◆ **DATASET ENTRIES**:
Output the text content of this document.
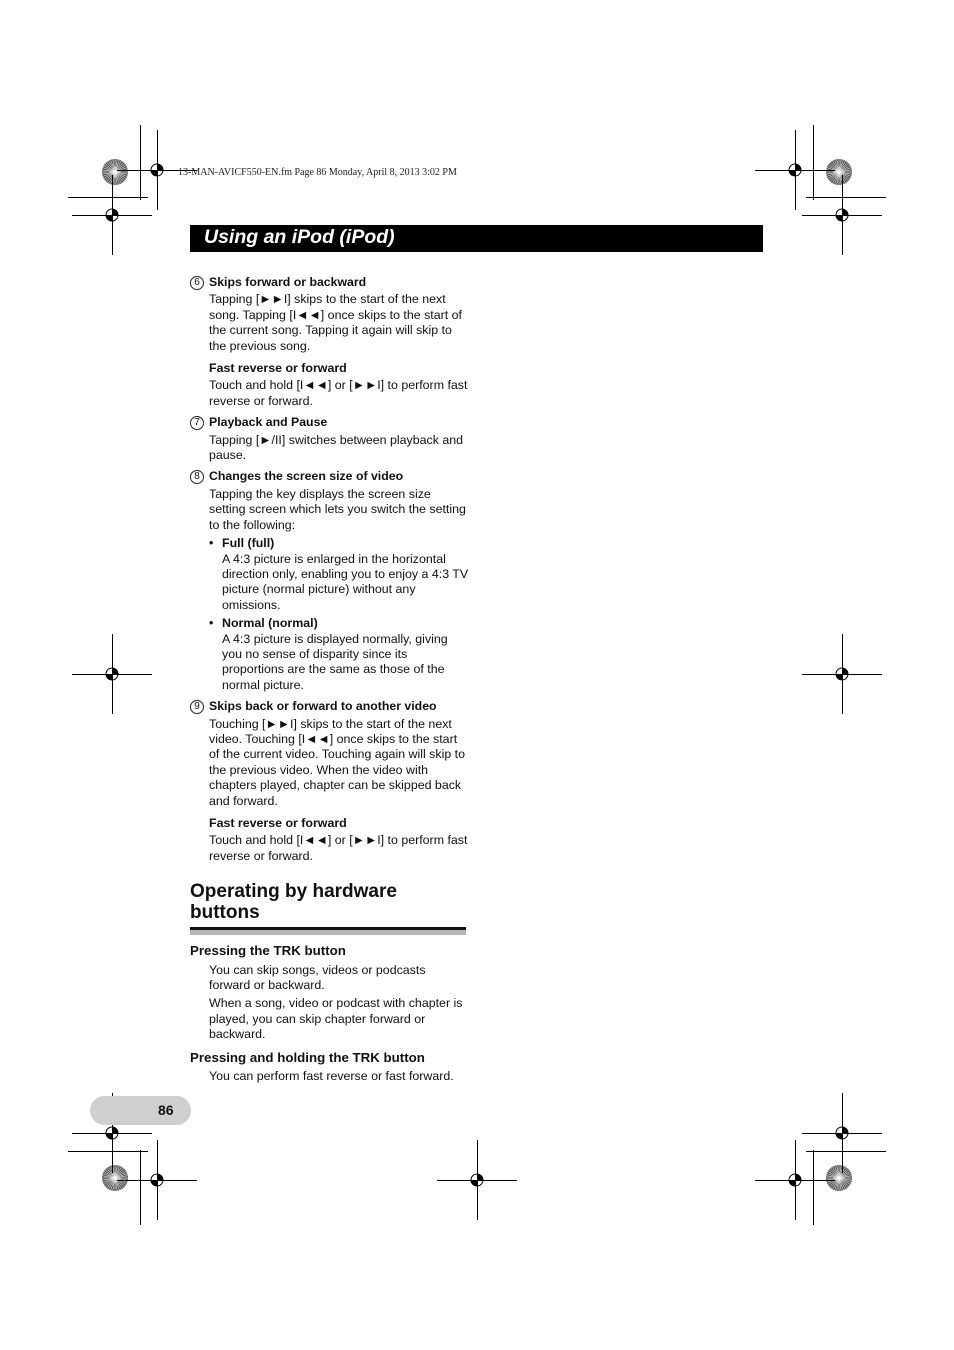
13-MAN-AVICF550-EN.fm Page 86 Monday, April 8, 2013 3:02 PM
Using an iPod (iPod)
6 Skips forward or backward
Tapping [►►I] skips to the start of the next song. Tapping [I◄◄] once skips to the start of the current song. Tapping it again will skip to the previous song.
Fast reverse or forward
Touch and hold [I◄◄] or [►►I] to perform fast reverse or forward.
7 Playback and Pause
Tapping [►/II] switches between playback and pause.
8 Changes the screen size of video
Tapping the key displays the screen size setting screen which lets you switch the setting to the following:
• Full (full)
A 4:3 picture is enlarged in the horizontal direction only, enabling you to enjoy a 4:3 TV picture (normal picture) without any omissions.
• Normal (normal)
A 4:3 picture is displayed normally, giving you no sense of disparity since its proportions are the same as those of the normal picture.
9 Skips back or forward to another video
Touching [►►I] skips to the start of the next video. Touching [I◄◄] once skips to the start of the current video. Touching again will skip to the previous video. When the video with chapters played, chapter can be skipped back and forward.
Fast reverse or forward
Touch and hold [I◄◄] or [►►I] to perform fast reverse or forward.
Operating by hardware buttons
Pressing the TRK button
You can skip songs, videos or podcasts forward or backward.
When a song, video or podcast with chapter is played, you can skip chapter forward or backward.
Pressing and holding the TRK button
You can perform fast reverse or fast forward.
86
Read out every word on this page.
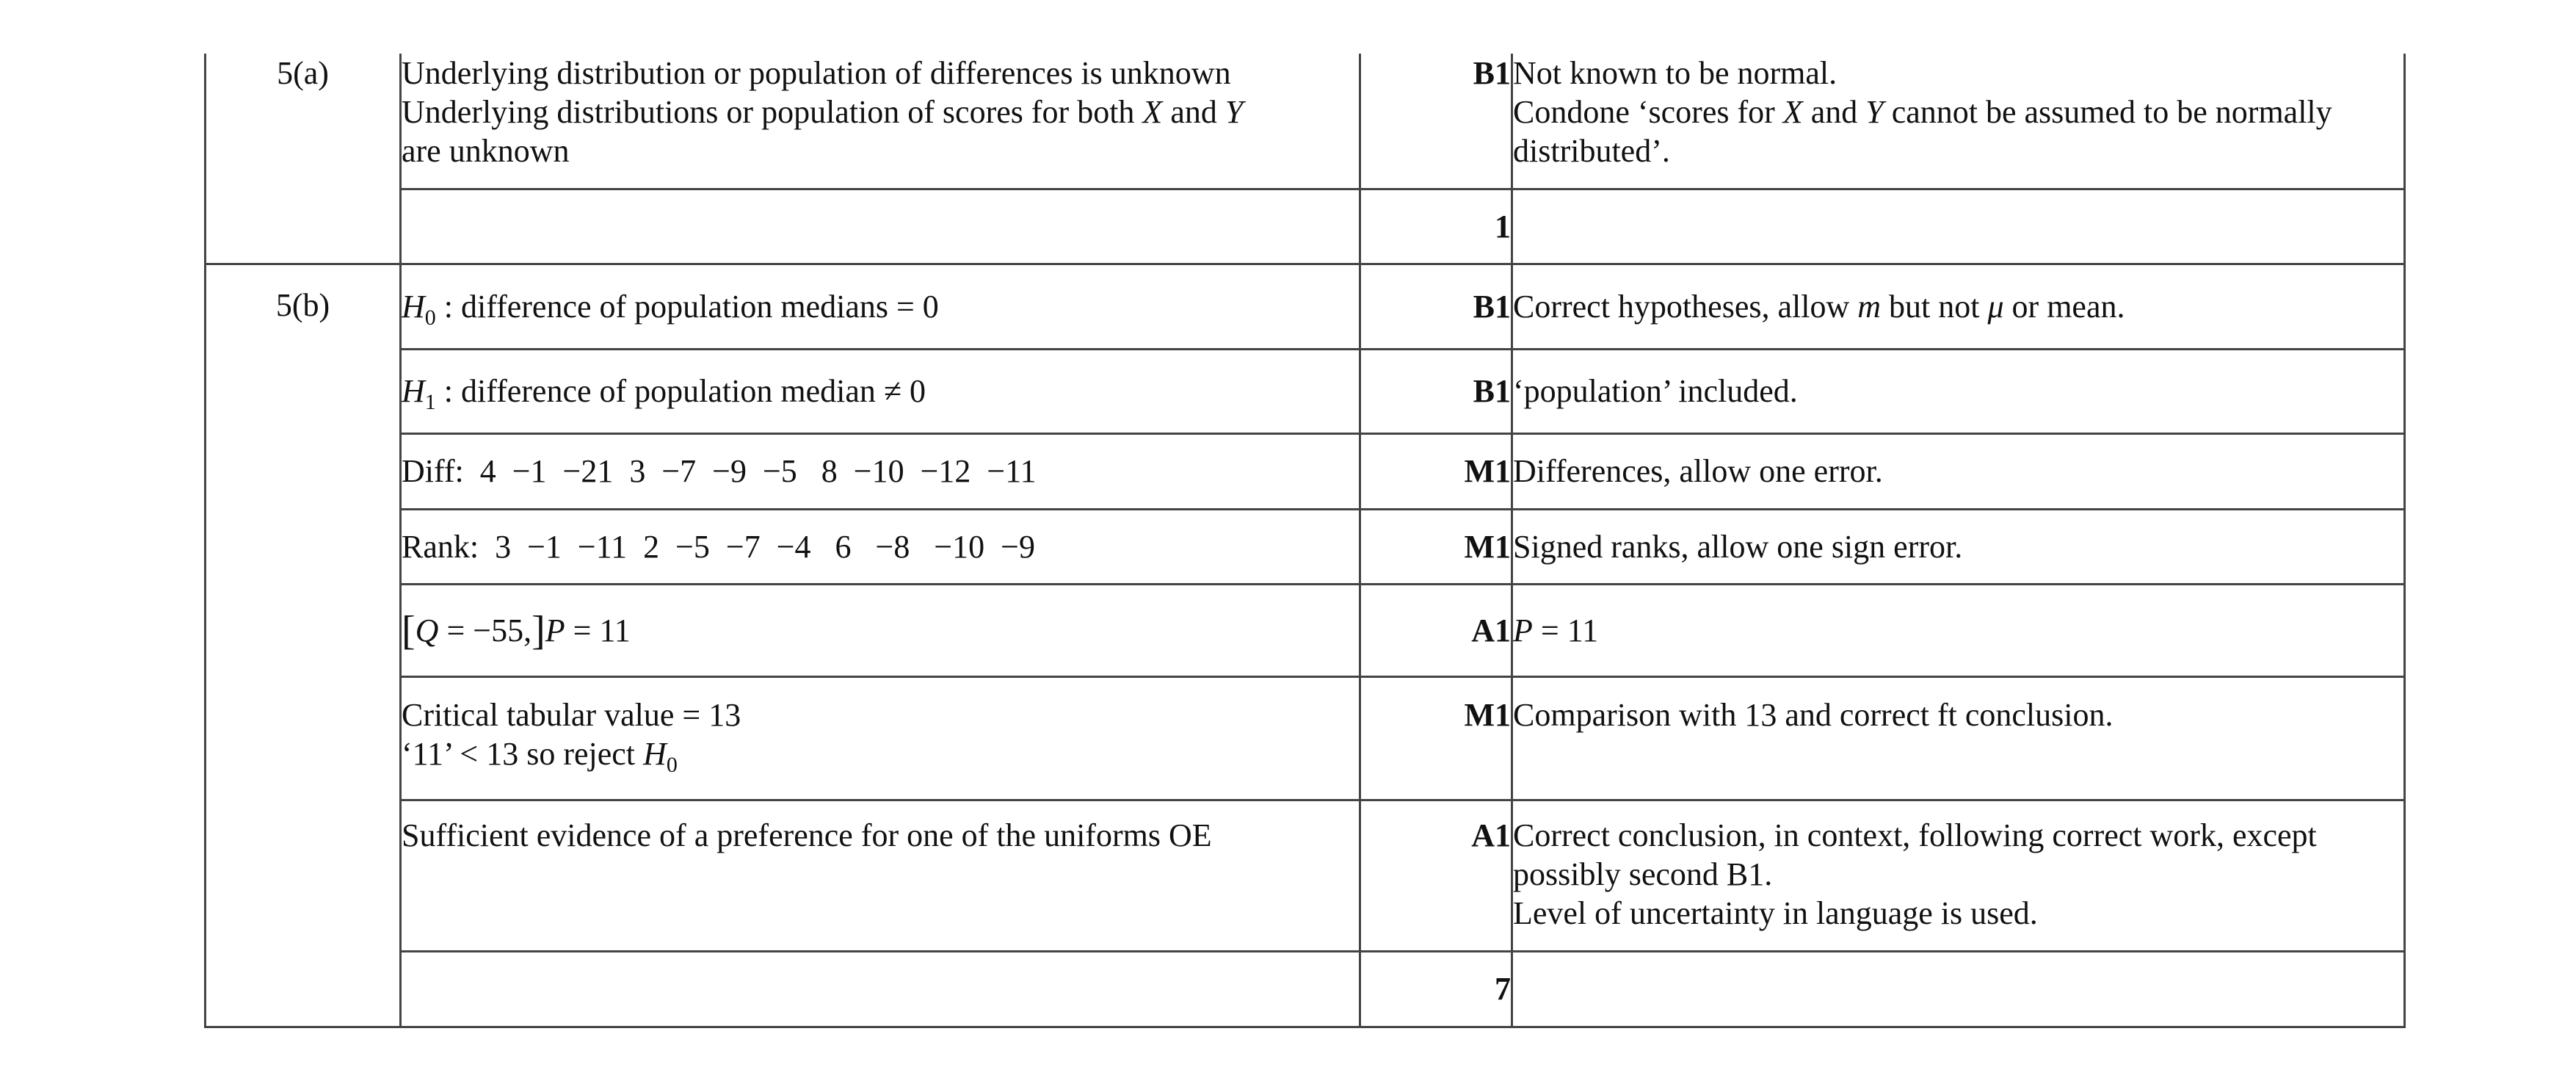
5(a)	Underlying distribution or population of differences is unknown
Underlying distributions or population of scores for both X and Y
are unknown	B1	Not known to be normal.
Condone ‘scores for X and Y cannot be assumed to be normally
distributed’.

		1	
5(b)	$H_0$ : difference of population medians = 0	B1	Correct hypotheses, allow m but not μ or mean.

	$H_1$ : difference of population median ≠ 0	B1	‘population’ included.

	Diff:  4  −1  −21  3  −7  −9  −5   8  −10  −12  −11	M1	Differences, allow one error.

	Rank:  3  −1  −11  2  −5  −7  −4   6   −8   −10  −9	M1	Signed ranks, allow one sign error.

	[Q = −55,]P = 11	A1	P = 11

	Critical tabular value = 13
‘11’ < 13 so reject $H_0$	M1	Comparison with 13 and correct ft conclusion.

	Sufficient evidence of a preference for one of the uniforms OE	A1	Correct conclusion, in context, following correct work, except
possibly second B1.
Level of uncertainty in language is used.

		7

◆ **STATED EXERCISE**:
Every line from the one containing "Read out every word on this page." through the end of the data above should be copied exactly; nothing else is copied, and pictures are omitted.

◆ **COMPLETED TASK**:
Read out every word on this page.
5(a)	Underlying distribution or population of differences is unknown
Underlying distributions or population of scores for both X and Y
are unknown	B1	Not known to be normal.
Condone ‘scores for X and Y cannot be assumed to be normally
distributed’.

		1	
5(b)	$H_0$ : difference of population medians = 0	B1	Correct hypotheses, allow m but not μ or mean.

	$H_1$ : difference of population median ≠ 0	B1	‘population’ included.

	Diff:  4  −1  −21  3  −7  −9  −5   8  −10  −12  −11	M1	Differences, allow one error.

	Rank:  3  −1  −11  2  −5  −7  −4   6   −8   −10  −9	M1	Signed ranks, allow one sign error.

	[Q = −55,]P = 11	A1	P = 11

	Critical tabular value = 13
‘11’ < 13 so reject $H_0$	M1	Comparison with 13 and correct ft conclusion.

	Sufficient evidence of a preference for one of the uniforms OE	A1	Correct conclusion, in context, following correct work, except
possibly second B1.
Level of uncertainty in language is used.

		7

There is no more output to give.